__Task details__: Bring together all lines of the material below that contain the string "manapun".

__Data listing__:
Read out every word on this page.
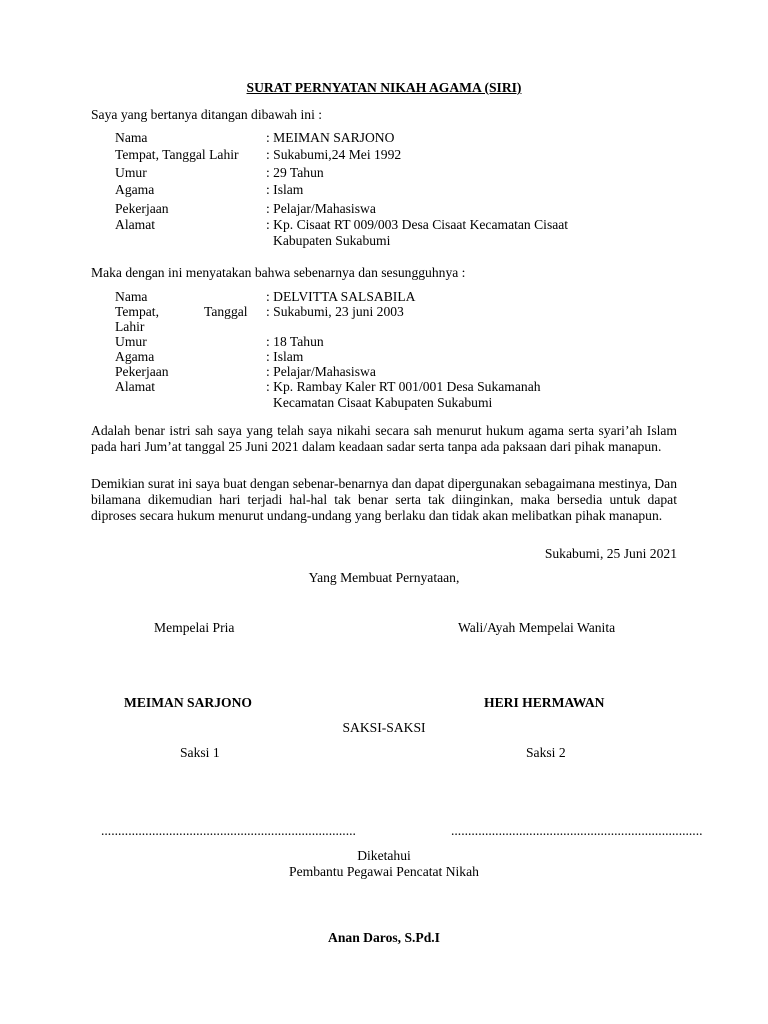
SURAT PERNYATAN NIKAH AGAMA (SIRI)
Saya yang bertanya ditangan dibawah ini :
Nama	: MEIMAN SARJONO
Tempat, Tanggal Lahir : Sukabumi,24 Mei 1992
Umur	: 29 Tahun
Agama	: Islam
Pekerjaan	: Pelajar/Mahasiswa
Alamat	: Kp. Cisaat RT 009/003 Desa Cisaat Kecamatan Cisaat
Kabupaten Sukabumi
Maka dengan ini menyatakan bahwa sebenarnya dan sesungguhnya :
Nama	: DELVITTA SALSABILA
Tempat,	Tanggal : Sukabumi, 23 juni 2003
Lahir
Umur	: 18 Tahun
Agama	: Islam
Pekerjaan	: Pelajar/Mahasiswa
Alamat	: Kp. Rambay Kaler RT 001/001 Desa Sukamanah
Kecamatan Cisaat Kabupaten Sukabumi
Adalah benar istri sah saya yang telah saya nikahi secara sah menurut hukum agama serta syari’ah Islam pada hari Jum’at tanggal 25 Juni 2021 dalam keadaan sadar serta tanpa ada paksaan dari pihak manapun.
Demikian surat ini saya buat dengan sebenar-benarnya dan dapat dipergunakan sebagaimana mestinya, Dan bilamana dikemudian hari terjadi hal-hal tak benar serta tak diinginkan, maka bersedia untuk dapat diproses secara hukum menurut undang-undang yang berlaku dan tidak akan melibatkan pihak manapun.
Sukabumi, 25 Juni 2021
Yang Membuat Pernyataan,
Mempelai Pria	Wali/Ayah Mempelai Wanita
MEIMAN SARJONO	HERI HERMAWAN
SAKSI-SAKSI
Saksi 1	Saksi 2
...........................................................................	..........................................................................
Diketahui
Pembantu Pegawai Pencatat Nikah
Anan Daros, S.Pd.I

__Result of this task__:
Adalah benar istri sah saya yang telah saya nikahi secara sah menurut hukum agama serta syari’ah Islam pada hari Jum’at tanggal 25 Juni 2021 dalam keadaan sadar serta tanpa ada paksaan dari pihak manapun.
Demikian surat ini saya buat dengan sebenar-benarnya dan dapat dipergunakan sebagaimana mestinya, Dan bilamana dikemudian hari terjadi hal-hal tak benar serta tak diinginkan, maka bersedia untuk dapat diproses secara hukum menurut undang-undang yang berlaku dan tidak akan melibatkan pihak manapun.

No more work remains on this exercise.